=== TEXTO CITADO ===

Francis Bacon - Self Portrait with Injured Eye (1972)
As ideias modernas acerca da
psicologia da vida privada são confusas. Muita gente, hoje em dia, pretende que
a sua vida privada nasce por geração espontânea, independentemente das
condições sociais e da influência ambiental. Desse modo, a psique é tratada
como se tivesse uma vida interior por si mesma. A vida psíquica é vista como
tão preciosa e delicada que definhará se exposta às duras realidades do mundo
social. Só florescerá na extensão da sua protecção e isolamento. O self (o
“eu” ou o “si”) de cada um tornou-se a sua principal preocupação. Conhecer-se a
si mesmo é agora um fim, em vez de um meio através do qual alguém conhece o
mundo. E é precisamente porque estamos tão auto-absorvidos que é extremamente
difícil chegarmos a um princípio privado, que explique claramente a nós mesmos
ou aos outros o que são as nossas personalidades. A razão é que, quanto
mais privada for a psique, menos é estimulada, e mais difícil é para nós sentir
ou expressar sentimentos. [Richard Sennett (1974). The Fall of Public Man. London: Penguin, pp.
4, trd. nossa]
A brilhante análise de Sennett da erosão da vida pública nas
sociedades ocidentais foi publicada em 1974. Mas o tempo não lhe retirou nem
brilho nem pertinência. Em 1974, certamente, a análise não faria muito sentido
se lida a partir de Portugal ou de Espanha. Países atrasados no concerto das
nações do primeiro mundo, ainda sem democracia, ou em fase de parto, a vivência
das sociedades modernas era algo afastado e nebuloso.

=== DADOS ===

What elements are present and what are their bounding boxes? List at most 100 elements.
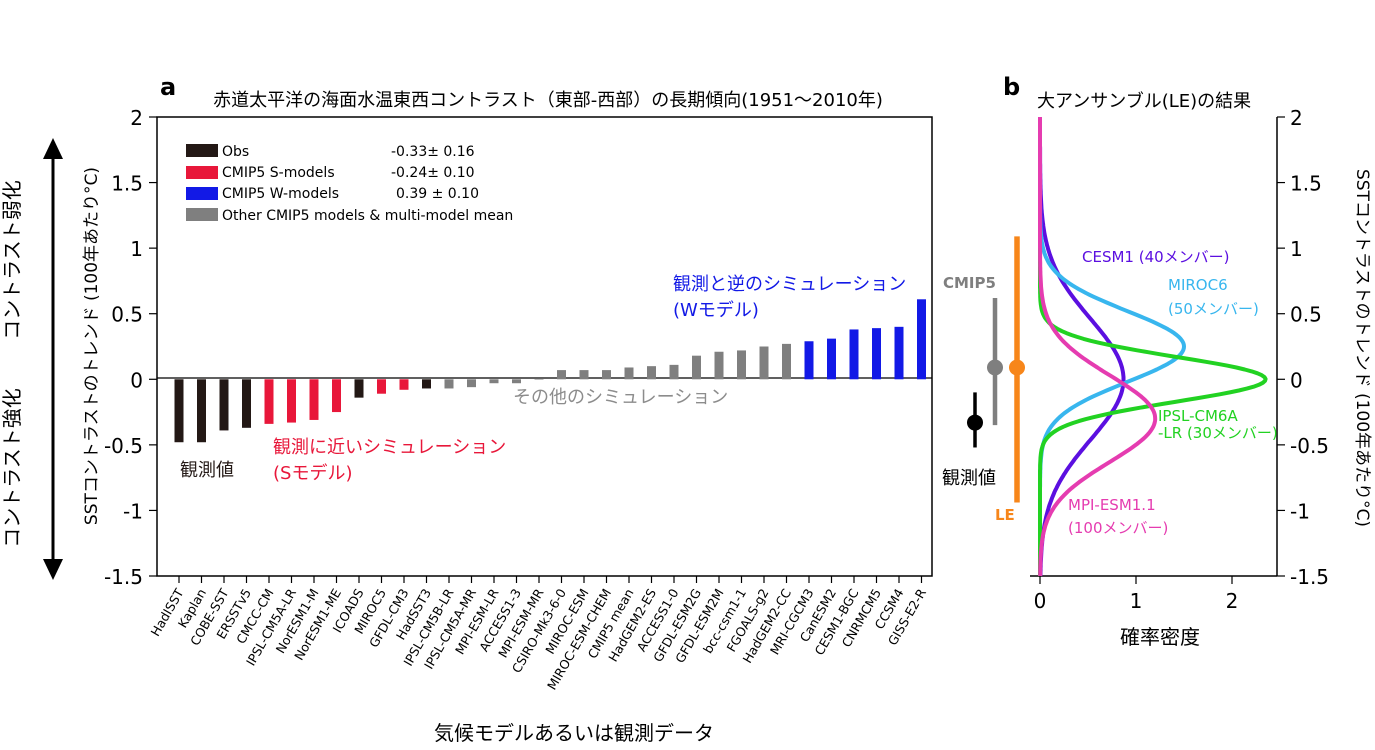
annotation-s-models-line1: 観測に近いシミュレーション xyxy=(273,437,506,458)
y-tick-label: 0 xyxy=(1290,368,1303,392)
panel-b-label: b xyxy=(1003,73,1020,101)
bar-gfdl-esm2g xyxy=(692,355,701,380)
bar-access1-0 xyxy=(669,364,679,380)
panel-a-x-axis-label: 気候モデルあるいは観測データ xyxy=(434,721,714,745)
bar-mri-cgcm3 xyxy=(804,341,814,380)
bar-mpi-esm-lr xyxy=(489,379,499,384)
panel-b-y-axis: 2 1.5 1 0.5 0 -0.5 -1 -1.5 xyxy=(1277,106,1329,589)
panel-a-x-tick-labels: HadISSTKaplanCOBE-SSTERSSTv5CMCC-CMIPSL-… xyxy=(148,586,930,693)
legend-label-other: Other CMIP5 models & multi-model mean xyxy=(222,208,513,224)
legend-value-s-models: -0.24± 0.10 xyxy=(391,165,475,181)
panel-a-frame xyxy=(156,116,933,577)
contrast-arrow-up-head xyxy=(43,138,63,159)
legend-value-w-models: 0.39 ± 0.10 xyxy=(396,186,479,202)
bar-hadsst3 xyxy=(422,379,431,389)
bar-cnrmcm5 xyxy=(872,328,881,380)
legend-swatch-w-models xyxy=(186,187,218,200)
bar-hadisst xyxy=(174,379,184,443)
curve-label-miroc6-line2: (50メンバー) xyxy=(1168,300,1259,318)
bar-cobe-sst xyxy=(219,379,229,431)
bar-icoads xyxy=(354,379,364,398)
bar-miroc-esm-chem xyxy=(602,370,611,380)
bar-ipsl-cm5b-lr xyxy=(444,379,454,389)
curve-label-ipsl-line2: -LR (30メンバー) xyxy=(1158,424,1278,442)
marker-mean-0 xyxy=(967,414,983,431)
x-tick-label: 2 xyxy=(1226,589,1239,613)
y-tick-label: -0.5 xyxy=(1290,434,1329,458)
y-tick-label: 1 xyxy=(1290,237,1303,261)
panel-b-y-axis-label: SSTコントラストのトレンド (100年あたり°C) xyxy=(1352,169,1372,527)
panel-a-y-axis-label: SSTコントラストのトレンド (100年あたり°C) xyxy=(82,167,102,525)
curve-label-ipsl-line1: IPSL-CM6A xyxy=(1158,407,1238,425)
curve-label-miroc6-line1: MIROC6 xyxy=(1168,276,1228,294)
bar-miroc5 xyxy=(377,379,386,394)
panel-a-bars xyxy=(174,299,926,443)
panel-a-y-axis: 2 1.5 1 0.5 0 -0.5 -1 -1.5 xyxy=(104,106,157,589)
legend-label-obs: Obs xyxy=(222,144,249,160)
legend-label-s-models: CMIP5 S-models xyxy=(222,165,335,181)
bar-noresm1-m xyxy=(309,379,319,420)
contrast-strengthening-label: コントラスト強化 xyxy=(0,388,24,548)
y-tick-label: -1 xyxy=(123,499,143,523)
annotation-s-models-line2: (Sモデル) xyxy=(273,463,352,484)
panel-b-x-axis-label: 確率密度 xyxy=(1120,625,1200,649)
bar-cmip5-mean xyxy=(624,367,634,380)
bar-bcc-csm1-1 xyxy=(737,350,746,380)
y-tick-label: 0 xyxy=(130,368,143,392)
bar-kaplan xyxy=(197,379,206,443)
legend-value-obs: -0.33± 0.16 xyxy=(391,144,475,160)
annotation-obs: 観測値 xyxy=(180,460,234,481)
curve-label-mpi-line2: (100メンバー) xyxy=(1068,519,1168,537)
bar-cmcc-cm xyxy=(264,379,274,424)
bar-hadgem2-cc xyxy=(782,343,791,380)
bar-ipsl-cm5a-mr xyxy=(467,379,476,388)
y-tick-label: -1.5 xyxy=(1290,565,1329,589)
bar-access1-3 xyxy=(512,379,521,384)
legend-swatch-other xyxy=(186,208,218,221)
annotation-others: その他のシミュレーション xyxy=(513,387,728,408)
y-tick-label: 2 xyxy=(130,106,143,130)
bar-fgoals-g2 xyxy=(759,346,769,380)
bar-cesm1-bgc xyxy=(849,329,859,380)
panel-a-legend: Obs -0.33± 0.16 CMIP5 S-models -0.24± 0.… xyxy=(186,144,513,224)
bar-gfdl-cm3 xyxy=(399,379,409,390)
y-tick-label: -0.5 xyxy=(104,434,143,458)
panel-a-label: a xyxy=(160,73,176,101)
y-tick-label: 1.5 xyxy=(1290,172,1322,196)
marker-label-le: LE xyxy=(995,506,1015,524)
contrast-arrow: コントラスト弱化 コントラスト強化 xyxy=(0,138,63,580)
panel-b-curves xyxy=(1038,116,1268,577)
bar-ersstv5 xyxy=(242,379,251,428)
y-tick-label: 1.5 xyxy=(111,172,143,196)
curve-mpi-esm1-1-100 xyxy=(1038,116,1158,577)
marker-mean-1 xyxy=(987,359,1003,376)
panel-a-x-ticks xyxy=(178,576,923,583)
curve-label-mpi-line1: MPI-ESM1.1 xyxy=(1068,496,1156,514)
bar-ipsl-cm5a-lr xyxy=(287,379,296,423)
bar-gfdl-esm2m xyxy=(714,351,724,380)
bar-ccsm4 xyxy=(894,326,904,380)
marker-label-obs: 観測値 xyxy=(942,468,996,489)
y-tick-label: 1 xyxy=(130,237,143,261)
panel-b-title: 大アンサンブル(LE)の結果 xyxy=(1037,90,1251,112)
annotation-w-models-line1: 観測と逆のシミュレーション xyxy=(673,274,906,295)
contrast-arrow-down-head xyxy=(43,559,63,580)
y-tick-label: 2 xyxy=(1290,106,1303,130)
bar-canesm2 xyxy=(827,338,836,380)
contrast-weakening-label: コントラスト弱化 xyxy=(0,180,24,340)
x-tick-label: 0 xyxy=(1034,589,1047,613)
marker-label-cmip5: CMIP5 xyxy=(943,274,996,292)
legend-swatch-obs xyxy=(186,144,218,157)
bar-noresm1-me xyxy=(332,379,341,413)
bar-miroc-esm xyxy=(579,370,589,380)
bar-giss-e2-r xyxy=(917,299,926,380)
x-tick-label: 1 xyxy=(1130,589,1143,613)
y-tick-label: 0.5 xyxy=(111,303,143,327)
legend-label-w-models: CMIP5 W-models xyxy=(222,186,339,202)
bar-hadgem2-es xyxy=(647,366,656,380)
curve-label-cesm1: CESM1 (40メンバー) xyxy=(1082,248,1230,266)
panel-b-x-axis: 0 1 2 xyxy=(1034,576,1239,613)
panel-a-title: 赤道太平洋の海面水温東西コントラスト（東部-西部）の長期傾向(1951〜2010… xyxy=(213,90,883,111)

===

> PEDIDO:
Passe para inglês a seguinte frase do texto citado sobre a vida privada: «Conhecer-se a si mesmo é agora um fim, em vez de um meio através do qual alguém conhece o mundo.»

> RESULTADO DO EXERCÍCIO:
Knowing oneself is now an end, rather than a means through which one comes to know the world.